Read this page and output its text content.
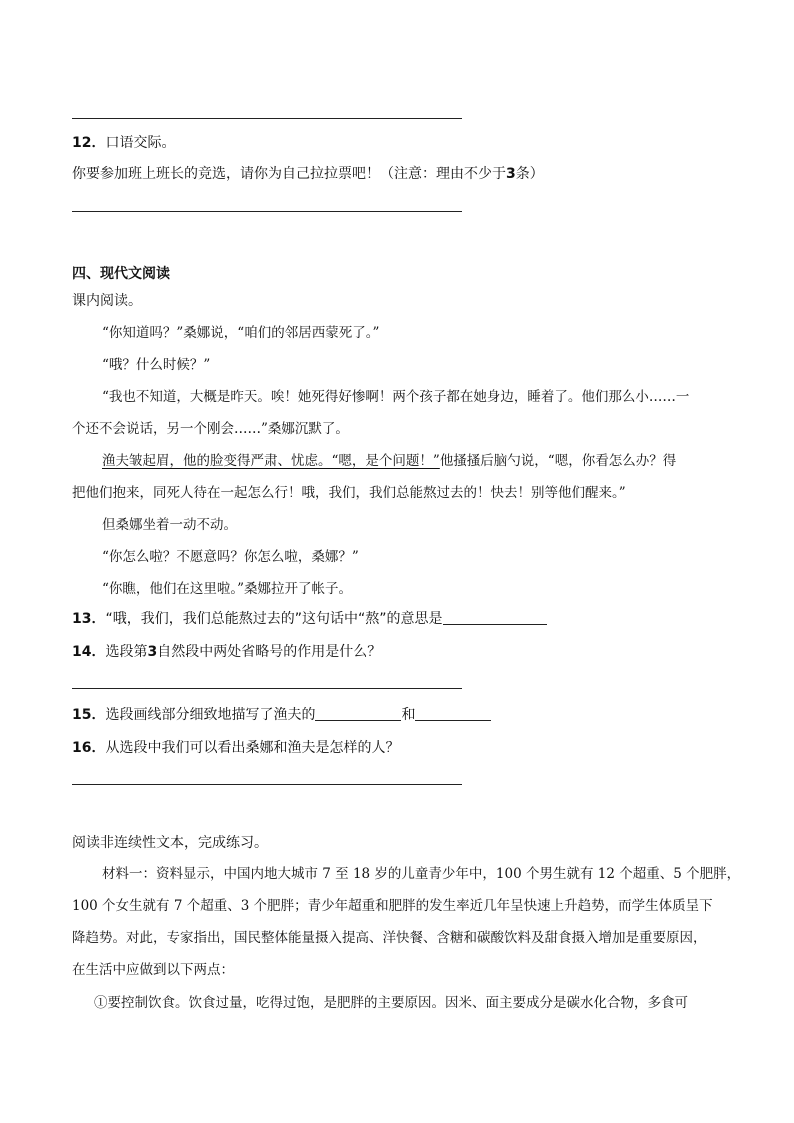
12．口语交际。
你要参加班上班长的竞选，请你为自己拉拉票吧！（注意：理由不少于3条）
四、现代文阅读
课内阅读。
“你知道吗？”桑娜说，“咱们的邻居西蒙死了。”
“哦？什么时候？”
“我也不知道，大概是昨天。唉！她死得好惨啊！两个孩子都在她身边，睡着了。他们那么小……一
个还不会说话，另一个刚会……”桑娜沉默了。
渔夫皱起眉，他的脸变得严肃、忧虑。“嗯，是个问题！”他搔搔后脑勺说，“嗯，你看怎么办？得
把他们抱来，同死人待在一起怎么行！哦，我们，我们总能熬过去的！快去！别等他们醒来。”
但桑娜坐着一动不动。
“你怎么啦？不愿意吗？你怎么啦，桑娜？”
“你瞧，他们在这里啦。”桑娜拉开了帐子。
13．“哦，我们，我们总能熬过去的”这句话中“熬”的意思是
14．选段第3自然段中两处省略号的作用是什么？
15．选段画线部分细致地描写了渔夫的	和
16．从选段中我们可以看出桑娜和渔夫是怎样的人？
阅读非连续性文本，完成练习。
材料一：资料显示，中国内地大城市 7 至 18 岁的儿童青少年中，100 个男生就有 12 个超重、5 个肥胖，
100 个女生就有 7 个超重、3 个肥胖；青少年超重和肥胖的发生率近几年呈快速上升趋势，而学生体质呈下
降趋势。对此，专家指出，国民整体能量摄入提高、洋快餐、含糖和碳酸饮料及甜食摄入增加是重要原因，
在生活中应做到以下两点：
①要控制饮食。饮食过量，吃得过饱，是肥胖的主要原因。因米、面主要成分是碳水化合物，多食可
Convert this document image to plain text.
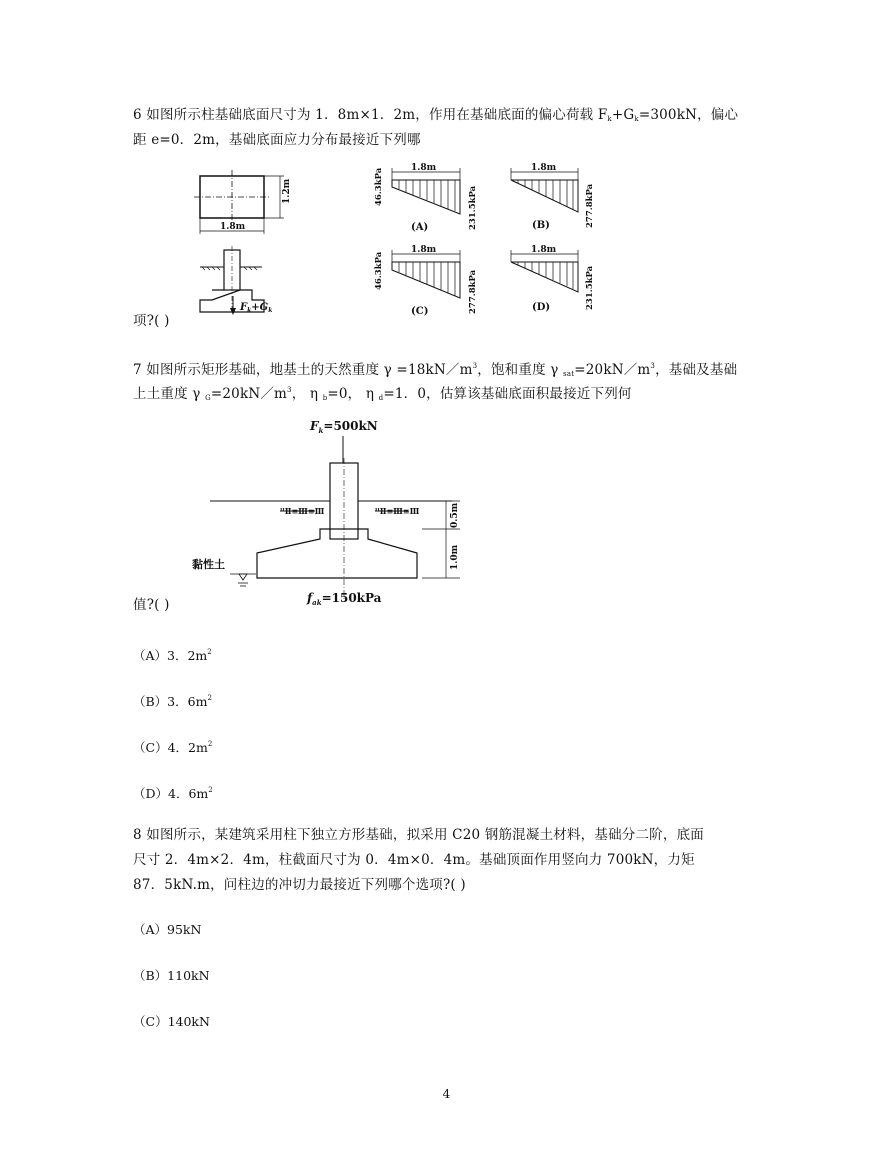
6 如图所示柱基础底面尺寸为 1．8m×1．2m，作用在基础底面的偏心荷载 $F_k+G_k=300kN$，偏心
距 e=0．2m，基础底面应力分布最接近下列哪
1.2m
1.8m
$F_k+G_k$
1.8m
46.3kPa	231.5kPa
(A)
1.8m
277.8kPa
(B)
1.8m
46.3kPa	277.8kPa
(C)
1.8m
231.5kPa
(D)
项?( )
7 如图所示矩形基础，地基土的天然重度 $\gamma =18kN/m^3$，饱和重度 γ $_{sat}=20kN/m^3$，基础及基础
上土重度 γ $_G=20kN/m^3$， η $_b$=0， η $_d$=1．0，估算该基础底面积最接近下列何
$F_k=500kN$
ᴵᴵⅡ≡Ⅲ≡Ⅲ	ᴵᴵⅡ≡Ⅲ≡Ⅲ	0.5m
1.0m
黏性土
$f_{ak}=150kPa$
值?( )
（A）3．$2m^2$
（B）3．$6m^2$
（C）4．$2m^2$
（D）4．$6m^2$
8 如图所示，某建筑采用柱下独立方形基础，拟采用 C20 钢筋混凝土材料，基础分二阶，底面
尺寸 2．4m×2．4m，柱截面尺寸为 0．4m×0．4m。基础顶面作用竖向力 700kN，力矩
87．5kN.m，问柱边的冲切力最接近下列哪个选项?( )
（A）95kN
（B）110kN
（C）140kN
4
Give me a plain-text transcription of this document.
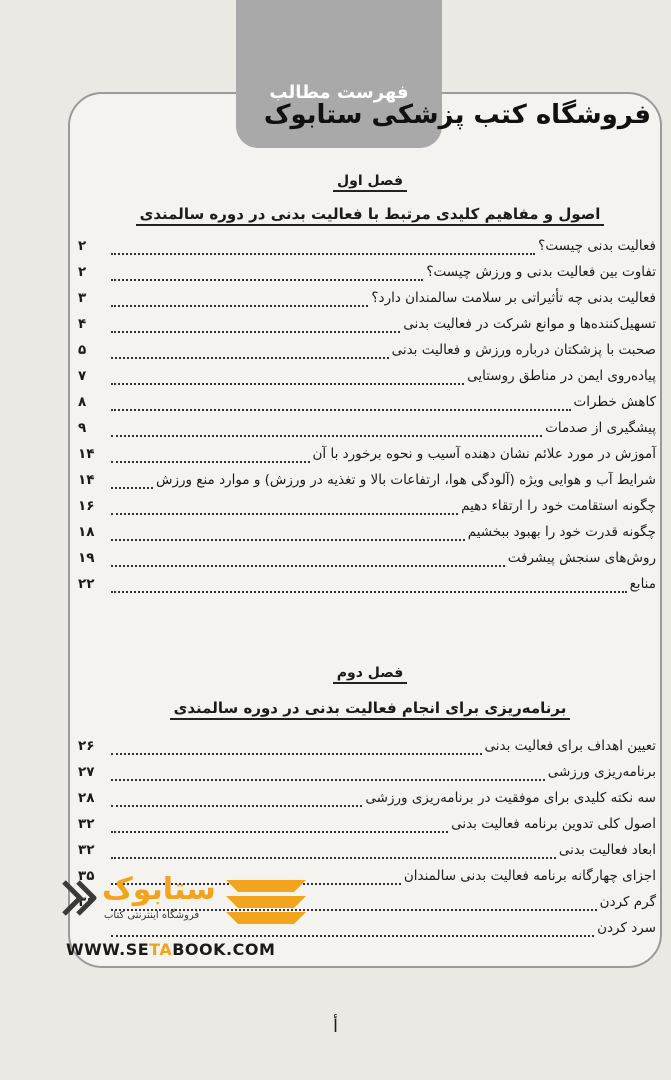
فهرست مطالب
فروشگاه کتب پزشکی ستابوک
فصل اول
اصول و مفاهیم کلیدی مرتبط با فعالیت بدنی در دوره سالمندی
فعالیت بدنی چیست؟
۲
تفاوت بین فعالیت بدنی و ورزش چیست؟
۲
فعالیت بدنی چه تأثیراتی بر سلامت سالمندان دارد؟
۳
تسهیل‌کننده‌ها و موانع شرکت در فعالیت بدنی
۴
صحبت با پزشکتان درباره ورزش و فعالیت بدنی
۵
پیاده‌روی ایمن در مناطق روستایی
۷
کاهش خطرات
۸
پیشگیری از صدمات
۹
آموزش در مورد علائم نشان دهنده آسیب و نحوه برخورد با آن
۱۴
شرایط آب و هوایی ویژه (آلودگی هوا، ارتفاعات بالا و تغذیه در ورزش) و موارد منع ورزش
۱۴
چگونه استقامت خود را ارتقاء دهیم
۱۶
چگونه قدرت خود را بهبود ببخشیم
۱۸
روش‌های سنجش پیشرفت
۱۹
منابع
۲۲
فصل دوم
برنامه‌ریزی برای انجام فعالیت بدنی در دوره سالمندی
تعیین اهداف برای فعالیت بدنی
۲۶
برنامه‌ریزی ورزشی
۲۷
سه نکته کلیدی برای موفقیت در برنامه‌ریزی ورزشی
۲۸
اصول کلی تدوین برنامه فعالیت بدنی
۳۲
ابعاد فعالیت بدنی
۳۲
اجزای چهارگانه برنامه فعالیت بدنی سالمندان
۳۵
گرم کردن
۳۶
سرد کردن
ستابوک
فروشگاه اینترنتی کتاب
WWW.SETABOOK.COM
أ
——————
Your copy should match the entries exactly, minus the pictures.

Answer to this exercise —
Read this page and output its text content.
12．口语交际。
你要参加班上班长的竞选，请你为自己拉拉票吧！（注意：理由不少于3条）
四、现代文阅读
课内阅读。
“你知道吗？”桑娜说，“咱们的邻居西蒙死了。”
“哦？什么时候？”
“我也不知道，大概是昨天。唉！她死得好惨啊！两个孩子都在她身边，睡着了。他们那么小……一
个还不会说话，另一个刚会……”桑娜沉默了。
渔夫皱起眉，他的脸变得严肃、忧虑。“嗯，是个问题！”他搔搔后脑勺说，“嗯，你看怎么办？得
把他们抱来，同死人待在一起怎么行！哦，我们，我们总能熬过去的！快去！别等他们醒来。”
但桑娜坐着一动不动。
“你怎么啦？不愿意吗？你怎么啦，桑娜？”
“你瞧，他们在这里啦。”桑娜拉开了帐子。
13．“哦，我们，我们总能熬过去的”这句话中“熬”的意思是
14．选段第3自然段中两处省略号的作用是什么？
15．选段画线部分细致地描写了渔夫的	和
16．从选段中我们可以看出桑娜和渔夫是怎样的人？
阅读非连续性文本，完成练习。
材料一：资料显示，中国内地大城市 7 至 18 岁的儿童青少年中，100 个男生就有 12 个超重、5 个肥胖，
100 个女生就有 7 个超重、3 个肥胖；青少年超重和肥胖的发生率近几年呈快速上升趋势，而学生体质呈下
降趋势。对此，专家指出，国民整体能量摄入提高、洋快餐、含糖和碳酸饮料及甜食摄入增加是重要原因，
在生活中应做到以下两点：
①要控制饮食。饮食过量，吃得过饱，是肥胖的主要原因。因米、面主要成分是碳水化合物，多食可
Convert this document image to plain text.
6 如图所示柱基础底面尺寸为 1．8m×1．2m，作用在基础底面的偏心荷载 $F_k+G_k=300kN$，偏心
距 e=0．2m，基础底面应力分布最接近下列哪
1.2m
1.8m
$F_k+G_k$
1.8m
46.3kPa	231.5kPa
(A)
1.8m
277.8kPa
(B)
1.8m
46.3kPa	277.8kPa
(C)
1.8m
231.5kPa
(D)
项?( )
7 如图所示矩形基础，地基土的天然重度 $\gamma =18kN/m^3$，饱和重度 γ $_{sat}=20kN/m^3$，基础及基础
上土重度 γ $_G=20kN/m^3$， η $_b$=0， η $_d$=1．0，估算该基础底面积最接近下列何
$F_k=500kN$
ᴵᴵⅡ≡Ⅲ≡Ⅲ	ᴵᴵⅡ≡Ⅲ≡Ⅲ	0.5m
1.0m
黏性土
$f_{ak}=150kPa$
值?( )
（A）3．$2m^2$
（B）3．$6m^2$
（C）4．$2m^2$
（D）4．$6m^2$
8 如图所示，某建筑采用柱下独立方形基础，拟采用 C20 钢筋混凝土材料，基础分二阶，底面
尺寸 2．4m×2．4m，柱截面尺寸为 0．4m×0．4m。基础顶面作用竖向力 700kN，力矩
87．5kN.m，问柱边的冲切力最接近下列哪个选项?( )
（A）95kN
（B）110kN
（C）140kN
4
Give me a plain-text transcription of this document.
فهرست مطالب
فروشگاه کتب پزشکی ستابوک
فصل اول
اصول و مفاهیم کلیدی مرتبط با فعالیت بدنی در دوره سالمندی
فعالیت بدنی چیست؟
۲
تفاوت بین فعالیت بدنی و ورزش چیست؟
۲
فعالیت بدنی چه تأثیراتی بر سلامت سالمندان دارد؟
۳
تسهیل‌کننده‌ها و موانع شرکت در فعالیت بدنی
۴
صحبت با پزشکتان درباره ورزش و فعالیت بدنی
۵
پیاده‌روی ایمن در مناطق روستایی
۷
کاهش خطرات
۸
پیشگیری از صدمات
۹
آموزش در مورد علائم نشان دهنده آسیب و نحوه برخورد با آن
۱۴
شرایط آب و هوایی ویژه (آلودگی هوا، ارتفاعات بالا و تغذیه در ورزش) و موارد منع ورزش
۱۴
چگونه استقامت خود را ارتقاء دهیم
۱۶
چگونه قدرت خود را بهبود ببخشیم
۱۸
روش‌های سنجش پیشرفت
۱۹
منابع
۲۲
فصل دوم
برنامه‌ریزی برای انجام فعالیت بدنی در دوره سالمندی
تعیین اهداف برای فعالیت بدنی
۲۶
برنامه‌ریزی ورزشی
۲۷
سه نکته کلیدی برای موفقیت در برنامه‌ریزی ورزشی
۲۸
اصول کلی تدوین برنامه فعالیت بدنی
۳۲
ابعاد فعالیت بدنی
۳۲
اجزای چهارگانه برنامه فعالیت بدنی سالمندان
۳۵
گرم کردن
۳۶
سرد کردن
ستابوک
فروشگاه اینترنتی کتاب
WWW.SETABOOK.COM
أ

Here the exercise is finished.